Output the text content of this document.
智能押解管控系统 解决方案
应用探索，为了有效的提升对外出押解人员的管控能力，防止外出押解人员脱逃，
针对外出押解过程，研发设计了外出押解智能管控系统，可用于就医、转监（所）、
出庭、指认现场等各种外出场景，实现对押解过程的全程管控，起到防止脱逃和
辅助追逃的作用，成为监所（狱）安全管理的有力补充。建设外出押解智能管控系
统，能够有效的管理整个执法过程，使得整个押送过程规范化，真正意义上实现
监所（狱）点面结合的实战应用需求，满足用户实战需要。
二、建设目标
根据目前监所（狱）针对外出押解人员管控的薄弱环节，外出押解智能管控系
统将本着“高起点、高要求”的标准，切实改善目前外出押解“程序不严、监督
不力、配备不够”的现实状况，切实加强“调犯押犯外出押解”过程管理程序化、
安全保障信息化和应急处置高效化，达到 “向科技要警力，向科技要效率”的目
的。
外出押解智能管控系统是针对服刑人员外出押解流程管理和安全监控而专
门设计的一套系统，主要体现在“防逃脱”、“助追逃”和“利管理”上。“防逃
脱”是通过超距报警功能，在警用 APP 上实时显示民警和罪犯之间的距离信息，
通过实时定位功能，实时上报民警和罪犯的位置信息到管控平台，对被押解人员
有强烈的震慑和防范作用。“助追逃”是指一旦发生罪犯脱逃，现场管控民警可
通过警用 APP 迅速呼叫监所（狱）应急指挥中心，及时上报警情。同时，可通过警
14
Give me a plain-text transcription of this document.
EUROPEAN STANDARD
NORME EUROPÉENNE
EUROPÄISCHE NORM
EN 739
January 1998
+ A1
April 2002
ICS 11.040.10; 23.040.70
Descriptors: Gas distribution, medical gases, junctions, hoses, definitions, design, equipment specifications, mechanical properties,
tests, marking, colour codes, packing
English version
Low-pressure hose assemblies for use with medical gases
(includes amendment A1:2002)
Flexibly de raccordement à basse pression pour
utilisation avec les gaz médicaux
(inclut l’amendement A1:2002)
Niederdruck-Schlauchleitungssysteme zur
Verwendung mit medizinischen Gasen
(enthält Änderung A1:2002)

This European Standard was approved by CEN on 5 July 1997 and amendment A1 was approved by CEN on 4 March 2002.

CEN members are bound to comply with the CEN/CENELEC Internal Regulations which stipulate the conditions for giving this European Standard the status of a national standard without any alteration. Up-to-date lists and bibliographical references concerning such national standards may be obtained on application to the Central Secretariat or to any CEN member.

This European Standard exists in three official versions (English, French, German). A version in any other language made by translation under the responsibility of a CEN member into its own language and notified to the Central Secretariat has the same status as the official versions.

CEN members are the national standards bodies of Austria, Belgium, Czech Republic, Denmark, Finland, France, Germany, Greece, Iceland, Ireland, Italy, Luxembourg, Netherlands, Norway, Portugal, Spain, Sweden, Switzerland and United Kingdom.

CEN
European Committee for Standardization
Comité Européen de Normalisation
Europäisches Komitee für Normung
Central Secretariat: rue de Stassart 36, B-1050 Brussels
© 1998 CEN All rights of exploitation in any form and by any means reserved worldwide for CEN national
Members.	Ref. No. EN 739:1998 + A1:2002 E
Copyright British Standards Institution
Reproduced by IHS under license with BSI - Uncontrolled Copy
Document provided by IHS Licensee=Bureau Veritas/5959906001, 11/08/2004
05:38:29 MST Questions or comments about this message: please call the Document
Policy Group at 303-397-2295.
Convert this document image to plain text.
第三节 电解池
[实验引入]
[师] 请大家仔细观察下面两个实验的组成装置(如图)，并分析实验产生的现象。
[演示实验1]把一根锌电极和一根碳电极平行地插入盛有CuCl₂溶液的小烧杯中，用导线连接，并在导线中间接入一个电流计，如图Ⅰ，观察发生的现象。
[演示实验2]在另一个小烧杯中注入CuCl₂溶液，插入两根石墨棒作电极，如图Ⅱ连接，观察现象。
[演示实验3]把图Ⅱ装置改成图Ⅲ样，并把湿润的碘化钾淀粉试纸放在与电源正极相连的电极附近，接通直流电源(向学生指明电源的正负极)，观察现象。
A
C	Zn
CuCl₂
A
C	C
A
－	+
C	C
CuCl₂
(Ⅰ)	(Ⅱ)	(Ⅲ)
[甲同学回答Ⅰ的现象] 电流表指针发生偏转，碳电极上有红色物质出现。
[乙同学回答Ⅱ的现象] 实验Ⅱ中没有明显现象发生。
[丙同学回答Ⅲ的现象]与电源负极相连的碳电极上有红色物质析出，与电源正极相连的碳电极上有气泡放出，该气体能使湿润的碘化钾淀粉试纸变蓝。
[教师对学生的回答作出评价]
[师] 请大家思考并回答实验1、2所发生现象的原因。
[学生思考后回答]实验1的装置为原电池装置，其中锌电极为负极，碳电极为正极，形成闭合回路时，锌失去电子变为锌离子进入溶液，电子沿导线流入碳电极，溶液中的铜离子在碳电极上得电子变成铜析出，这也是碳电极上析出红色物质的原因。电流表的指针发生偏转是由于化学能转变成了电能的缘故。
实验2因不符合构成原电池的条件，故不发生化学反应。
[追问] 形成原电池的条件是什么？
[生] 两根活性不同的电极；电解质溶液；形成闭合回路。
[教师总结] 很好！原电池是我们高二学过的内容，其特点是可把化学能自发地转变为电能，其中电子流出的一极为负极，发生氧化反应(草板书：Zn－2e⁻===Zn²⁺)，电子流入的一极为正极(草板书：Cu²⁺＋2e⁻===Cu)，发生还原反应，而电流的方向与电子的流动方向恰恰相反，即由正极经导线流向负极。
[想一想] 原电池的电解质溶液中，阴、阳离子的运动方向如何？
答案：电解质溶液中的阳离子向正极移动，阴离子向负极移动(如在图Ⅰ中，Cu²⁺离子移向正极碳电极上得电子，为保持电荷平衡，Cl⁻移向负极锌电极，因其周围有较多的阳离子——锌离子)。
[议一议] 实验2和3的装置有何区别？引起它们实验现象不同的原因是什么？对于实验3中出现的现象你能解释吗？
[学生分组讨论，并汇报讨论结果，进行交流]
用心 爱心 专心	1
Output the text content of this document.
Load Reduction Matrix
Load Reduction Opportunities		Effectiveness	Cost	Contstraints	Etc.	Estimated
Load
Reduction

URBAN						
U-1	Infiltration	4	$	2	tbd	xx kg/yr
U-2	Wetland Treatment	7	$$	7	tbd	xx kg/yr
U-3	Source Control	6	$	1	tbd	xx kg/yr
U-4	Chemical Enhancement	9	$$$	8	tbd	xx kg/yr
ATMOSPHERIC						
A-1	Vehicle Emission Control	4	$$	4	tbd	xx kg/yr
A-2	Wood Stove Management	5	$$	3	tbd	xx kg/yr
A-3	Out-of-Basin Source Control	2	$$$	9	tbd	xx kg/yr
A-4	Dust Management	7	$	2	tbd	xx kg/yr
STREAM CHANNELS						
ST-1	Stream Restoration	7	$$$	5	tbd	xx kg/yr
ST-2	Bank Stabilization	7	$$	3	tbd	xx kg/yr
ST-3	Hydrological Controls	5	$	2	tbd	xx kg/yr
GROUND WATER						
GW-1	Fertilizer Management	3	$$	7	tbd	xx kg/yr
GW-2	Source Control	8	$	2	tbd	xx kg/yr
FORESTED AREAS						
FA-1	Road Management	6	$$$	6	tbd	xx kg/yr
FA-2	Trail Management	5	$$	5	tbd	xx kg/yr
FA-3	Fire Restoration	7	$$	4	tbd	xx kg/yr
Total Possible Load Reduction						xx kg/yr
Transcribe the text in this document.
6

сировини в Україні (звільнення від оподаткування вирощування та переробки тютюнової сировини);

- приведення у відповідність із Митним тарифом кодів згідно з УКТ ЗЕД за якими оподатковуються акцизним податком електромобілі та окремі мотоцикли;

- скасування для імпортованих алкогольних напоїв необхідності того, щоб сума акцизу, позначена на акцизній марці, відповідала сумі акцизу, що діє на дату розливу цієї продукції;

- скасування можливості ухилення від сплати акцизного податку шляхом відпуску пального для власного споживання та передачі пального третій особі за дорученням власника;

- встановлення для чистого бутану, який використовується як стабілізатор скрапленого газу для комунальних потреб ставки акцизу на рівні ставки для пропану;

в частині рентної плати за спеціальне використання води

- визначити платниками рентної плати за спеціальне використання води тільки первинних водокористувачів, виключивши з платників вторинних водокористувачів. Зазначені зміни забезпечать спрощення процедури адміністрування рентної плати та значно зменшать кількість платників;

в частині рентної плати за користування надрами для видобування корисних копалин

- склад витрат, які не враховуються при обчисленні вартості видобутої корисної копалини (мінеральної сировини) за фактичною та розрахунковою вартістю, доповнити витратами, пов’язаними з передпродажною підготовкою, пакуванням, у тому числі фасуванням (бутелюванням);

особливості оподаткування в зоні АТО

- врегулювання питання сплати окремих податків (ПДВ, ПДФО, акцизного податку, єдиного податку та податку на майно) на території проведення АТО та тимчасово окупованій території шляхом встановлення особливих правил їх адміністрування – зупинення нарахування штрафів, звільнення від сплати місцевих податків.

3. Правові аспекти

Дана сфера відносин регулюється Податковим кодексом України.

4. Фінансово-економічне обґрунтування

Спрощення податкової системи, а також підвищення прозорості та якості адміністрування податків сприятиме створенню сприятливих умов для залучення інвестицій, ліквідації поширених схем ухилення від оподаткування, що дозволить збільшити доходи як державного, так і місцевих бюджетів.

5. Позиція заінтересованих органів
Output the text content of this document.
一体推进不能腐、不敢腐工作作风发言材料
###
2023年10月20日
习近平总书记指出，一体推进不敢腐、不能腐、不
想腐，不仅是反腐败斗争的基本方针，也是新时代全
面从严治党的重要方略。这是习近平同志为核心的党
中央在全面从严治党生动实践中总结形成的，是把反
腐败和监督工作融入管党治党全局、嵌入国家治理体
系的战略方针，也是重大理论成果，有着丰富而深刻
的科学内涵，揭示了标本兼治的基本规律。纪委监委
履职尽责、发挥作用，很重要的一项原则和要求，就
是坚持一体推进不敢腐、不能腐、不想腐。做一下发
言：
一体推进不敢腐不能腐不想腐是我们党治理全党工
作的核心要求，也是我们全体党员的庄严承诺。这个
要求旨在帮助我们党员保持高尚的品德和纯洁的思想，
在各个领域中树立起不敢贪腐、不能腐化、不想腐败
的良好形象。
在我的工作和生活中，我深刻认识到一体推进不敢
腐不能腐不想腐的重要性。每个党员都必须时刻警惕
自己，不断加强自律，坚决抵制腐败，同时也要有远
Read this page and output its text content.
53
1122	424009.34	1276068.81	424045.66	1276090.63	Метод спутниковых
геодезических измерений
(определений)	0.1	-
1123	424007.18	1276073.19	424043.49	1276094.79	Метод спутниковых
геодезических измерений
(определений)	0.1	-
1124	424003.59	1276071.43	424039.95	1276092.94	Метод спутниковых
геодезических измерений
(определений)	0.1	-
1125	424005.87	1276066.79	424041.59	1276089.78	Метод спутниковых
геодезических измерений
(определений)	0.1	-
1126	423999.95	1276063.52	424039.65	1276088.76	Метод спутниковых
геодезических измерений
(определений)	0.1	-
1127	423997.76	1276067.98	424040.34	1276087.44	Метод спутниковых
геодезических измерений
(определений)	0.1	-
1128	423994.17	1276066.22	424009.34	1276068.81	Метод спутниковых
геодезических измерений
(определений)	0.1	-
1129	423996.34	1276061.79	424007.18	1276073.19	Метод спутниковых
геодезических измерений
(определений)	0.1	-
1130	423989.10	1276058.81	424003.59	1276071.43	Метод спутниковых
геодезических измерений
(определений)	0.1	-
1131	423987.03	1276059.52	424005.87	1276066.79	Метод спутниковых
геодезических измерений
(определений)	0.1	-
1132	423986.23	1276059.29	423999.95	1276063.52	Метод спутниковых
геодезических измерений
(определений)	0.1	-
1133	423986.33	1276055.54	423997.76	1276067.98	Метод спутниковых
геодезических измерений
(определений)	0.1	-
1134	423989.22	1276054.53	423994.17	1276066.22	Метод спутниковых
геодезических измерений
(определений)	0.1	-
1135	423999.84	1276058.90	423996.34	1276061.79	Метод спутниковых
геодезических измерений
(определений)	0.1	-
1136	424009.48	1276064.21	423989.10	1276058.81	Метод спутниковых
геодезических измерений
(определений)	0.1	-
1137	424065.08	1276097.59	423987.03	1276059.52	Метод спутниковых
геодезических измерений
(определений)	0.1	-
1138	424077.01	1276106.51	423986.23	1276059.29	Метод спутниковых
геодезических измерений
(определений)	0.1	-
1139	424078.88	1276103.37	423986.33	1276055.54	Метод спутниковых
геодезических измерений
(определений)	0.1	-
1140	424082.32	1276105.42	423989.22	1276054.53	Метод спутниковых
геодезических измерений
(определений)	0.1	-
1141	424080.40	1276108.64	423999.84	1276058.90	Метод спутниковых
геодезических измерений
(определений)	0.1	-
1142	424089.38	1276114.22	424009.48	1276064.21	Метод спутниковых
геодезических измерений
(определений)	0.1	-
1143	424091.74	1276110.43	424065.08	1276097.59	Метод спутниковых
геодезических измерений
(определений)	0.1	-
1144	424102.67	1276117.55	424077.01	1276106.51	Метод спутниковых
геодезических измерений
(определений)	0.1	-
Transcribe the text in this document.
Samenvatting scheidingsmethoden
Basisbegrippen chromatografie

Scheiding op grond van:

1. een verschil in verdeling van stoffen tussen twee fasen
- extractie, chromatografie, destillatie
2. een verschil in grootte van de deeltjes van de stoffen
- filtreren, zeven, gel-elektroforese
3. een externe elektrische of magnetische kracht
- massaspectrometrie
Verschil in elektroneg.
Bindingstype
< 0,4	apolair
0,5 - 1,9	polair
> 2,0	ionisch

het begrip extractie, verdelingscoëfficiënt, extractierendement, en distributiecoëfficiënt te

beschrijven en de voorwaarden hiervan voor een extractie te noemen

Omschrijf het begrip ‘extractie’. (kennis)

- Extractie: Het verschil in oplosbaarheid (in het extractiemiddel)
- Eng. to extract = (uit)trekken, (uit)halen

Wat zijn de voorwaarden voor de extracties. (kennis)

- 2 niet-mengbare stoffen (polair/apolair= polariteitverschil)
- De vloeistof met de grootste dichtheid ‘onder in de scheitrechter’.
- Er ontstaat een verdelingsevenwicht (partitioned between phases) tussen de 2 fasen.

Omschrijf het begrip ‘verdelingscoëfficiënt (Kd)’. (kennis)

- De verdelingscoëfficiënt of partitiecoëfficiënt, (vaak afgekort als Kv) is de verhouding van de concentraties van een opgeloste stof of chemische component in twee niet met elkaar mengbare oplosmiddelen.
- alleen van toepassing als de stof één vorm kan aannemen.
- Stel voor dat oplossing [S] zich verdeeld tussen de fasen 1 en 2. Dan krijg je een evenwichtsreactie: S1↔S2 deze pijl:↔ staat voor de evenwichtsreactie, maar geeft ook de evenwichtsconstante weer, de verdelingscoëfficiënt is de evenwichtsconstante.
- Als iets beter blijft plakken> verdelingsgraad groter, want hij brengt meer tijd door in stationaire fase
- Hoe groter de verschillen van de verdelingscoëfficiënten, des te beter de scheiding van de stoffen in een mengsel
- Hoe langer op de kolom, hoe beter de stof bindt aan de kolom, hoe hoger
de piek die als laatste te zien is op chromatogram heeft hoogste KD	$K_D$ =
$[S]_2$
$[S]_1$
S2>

## Short exercise:
Make a tally of the lines in this data that include the string "місцевих", and answer with that tally alone.

## The reply:
2